Stored data
>>>>>
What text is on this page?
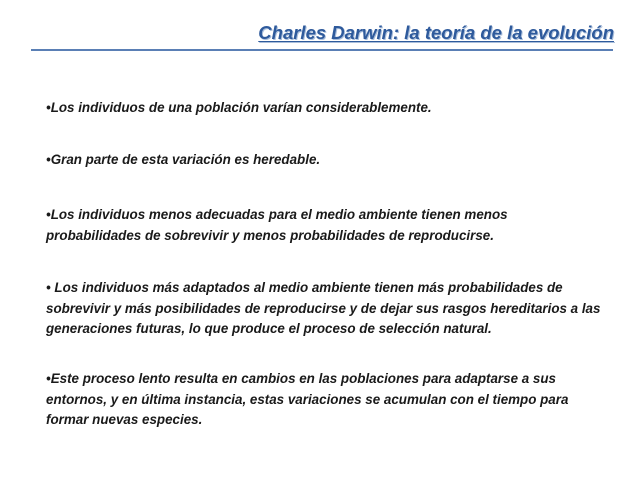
Charles Darwin: la teoría de la evolución

•Los individuos de una población varían considerablemente.

•Gran parte de esta variación es heredable.

•Los individuos menos adecuadas para el medio ambiente tienen menos probabilidades de sobrevivir y menos probabilidades de reproducirse.

• Los individuos más adaptados al medio ambiente tienen más probabilidades de sobrevivir y más posibilidades de reproducirse y de dejar sus rasgos hereditarios a las generaciones futuras, lo que produce el proceso de selección natural.

•Este proceso lento resulta en cambios en las poblaciones para adaptarse a sus entornos, y en última instancia, estas variaciones se acumulan con el tiempo para formar nuevas especies.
<<<<<
> JOB
In your copy, repeat each record exactly and include no pictures.

> CORRECT RESULT
What text is on this page?
Charles Darwin: la teoría de la evolución

•Los individuos de una población varían considerablemente.

•Gran parte de esta variación es heredable.

•Los individuos menos adecuadas para el medio ambiente tienen menos probabilidades de sobrevivir y menos probabilidades de reproducirse.

• Los individuos más adaptados al medio ambiente tienen más probabilidades de sobrevivir y más posibilidades de reproducirse y de dejar sus rasgos hereditarios a las generaciones futuras, lo que produce el proceso de selección natural.

•Este proceso lento resulta en cambios en las poblaciones para adaptarse a sus entornos, y en última instancia, estas variaciones se acumulan con el tiempo para formar nuevas especies.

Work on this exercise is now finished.